The entries below should be output exactly as written.

Stored records =
--- start ---

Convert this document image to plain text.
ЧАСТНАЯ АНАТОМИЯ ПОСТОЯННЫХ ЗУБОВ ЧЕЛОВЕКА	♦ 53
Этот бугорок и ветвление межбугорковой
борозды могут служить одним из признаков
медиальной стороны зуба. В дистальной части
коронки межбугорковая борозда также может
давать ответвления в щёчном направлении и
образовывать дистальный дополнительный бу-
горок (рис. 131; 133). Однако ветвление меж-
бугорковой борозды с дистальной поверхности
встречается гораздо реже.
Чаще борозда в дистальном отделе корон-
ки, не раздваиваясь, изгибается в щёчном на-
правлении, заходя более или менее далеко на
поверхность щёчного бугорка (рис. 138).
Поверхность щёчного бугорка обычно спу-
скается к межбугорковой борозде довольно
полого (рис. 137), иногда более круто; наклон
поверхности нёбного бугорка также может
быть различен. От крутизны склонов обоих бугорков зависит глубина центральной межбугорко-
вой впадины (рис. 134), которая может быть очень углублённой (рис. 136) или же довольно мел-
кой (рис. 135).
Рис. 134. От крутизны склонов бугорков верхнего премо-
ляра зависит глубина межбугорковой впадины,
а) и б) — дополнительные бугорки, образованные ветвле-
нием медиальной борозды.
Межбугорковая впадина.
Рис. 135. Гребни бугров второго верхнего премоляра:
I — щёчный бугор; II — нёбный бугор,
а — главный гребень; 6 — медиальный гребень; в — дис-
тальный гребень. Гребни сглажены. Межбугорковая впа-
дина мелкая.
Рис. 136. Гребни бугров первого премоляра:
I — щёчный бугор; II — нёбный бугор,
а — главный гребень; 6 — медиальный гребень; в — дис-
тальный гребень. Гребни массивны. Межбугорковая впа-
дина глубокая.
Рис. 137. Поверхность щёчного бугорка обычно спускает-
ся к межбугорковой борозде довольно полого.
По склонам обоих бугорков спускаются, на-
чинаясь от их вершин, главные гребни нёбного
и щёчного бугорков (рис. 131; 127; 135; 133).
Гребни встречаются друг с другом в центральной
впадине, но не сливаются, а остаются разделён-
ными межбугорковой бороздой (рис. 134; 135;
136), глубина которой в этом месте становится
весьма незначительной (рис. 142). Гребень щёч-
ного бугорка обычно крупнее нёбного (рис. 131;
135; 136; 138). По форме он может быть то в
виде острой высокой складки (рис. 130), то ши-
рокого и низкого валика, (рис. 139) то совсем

--- end ---

SOLUTION =
Convert this document image to plain text.
ЧАСТНАЯ АНАТОМИЯ ПОСТОЯННЫХ ЗУБОВ ЧЕЛОВЕКА	♦ 53
Этот бугорок и ветвление межбугорковой
борозды могут служить одним из признаков
медиальной стороны зуба. В дистальной части
коронки межбугорковая борозда также может
давать ответвления в щёчном направлении и
образовывать дистальный дополнительный бу-
горок (рис. 131; 133). Однако ветвление меж-
бугорковой борозды с дистальной поверхности
встречается гораздо реже.
Чаще борозда в дистальном отделе корон-
ки, не раздваиваясь, изгибается в щёчном на-
правлении, заходя более или менее далеко на
поверхность щёчного бугорка (рис. 138).
Поверхность щёчного бугорка обычно спу-
скается к межбугорковой борозде довольно
полого (рис. 137), иногда более круто; наклон
поверхности нёбного бугорка также может
быть различен. От крутизны склонов обоих бугорков зависит глубина центральной межбугорко-
вой впадины (рис. 134), которая может быть очень углублённой (рис. 136) или же довольно мел-
кой (рис. 135).
Рис. 134. От крутизны склонов бугорков верхнего премо-
ляра зависит глубина межбугорковой впадины,
а) и б) — дополнительные бугорки, образованные ветвле-
нием медиальной борозды.
Межбугорковая впадина.
Рис. 135. Гребни бугров второго верхнего премоляра:
I — щёчный бугор; II — нёбный бугор,
а — главный гребень; 6 — медиальный гребень; в — дис-
тальный гребень. Гребни сглажены. Межбугорковая впа-
дина мелкая.
Рис. 136. Гребни бугров первого премоляра:
I — щёчный бугор; II — нёбный бугор,
а — главный гребень; 6 — медиальный гребень; в — дис-
тальный гребень. Гребни массивны. Межбугорковая впа-
дина глубокая.
Рис. 137. Поверхность щёчного бугорка обычно спускает-
ся к межбугорковой борозде довольно полого.
По склонам обоих бугорков спускаются, на-
чинаясь от их вершин, главные гребни нёбного
и щёчного бугорков (рис. 131; 127; 135; 133).
Гребни встречаются друг с другом в центральной
впадине, но не сливаются, а остаются разделён-
ными межбугорковой бороздой (рис. 134; 135;
136), глубина которой в этом месте становится
весьма незначительной (рис. 142). Гребень щёч-
ного бугорка обычно крупнее нёбного (рис. 131;
135; 136; 138). По форме он может быть то в
виде острой высокой складки (рис. 130), то ши-
рокого и низкого валика, (рис. 139) то совсем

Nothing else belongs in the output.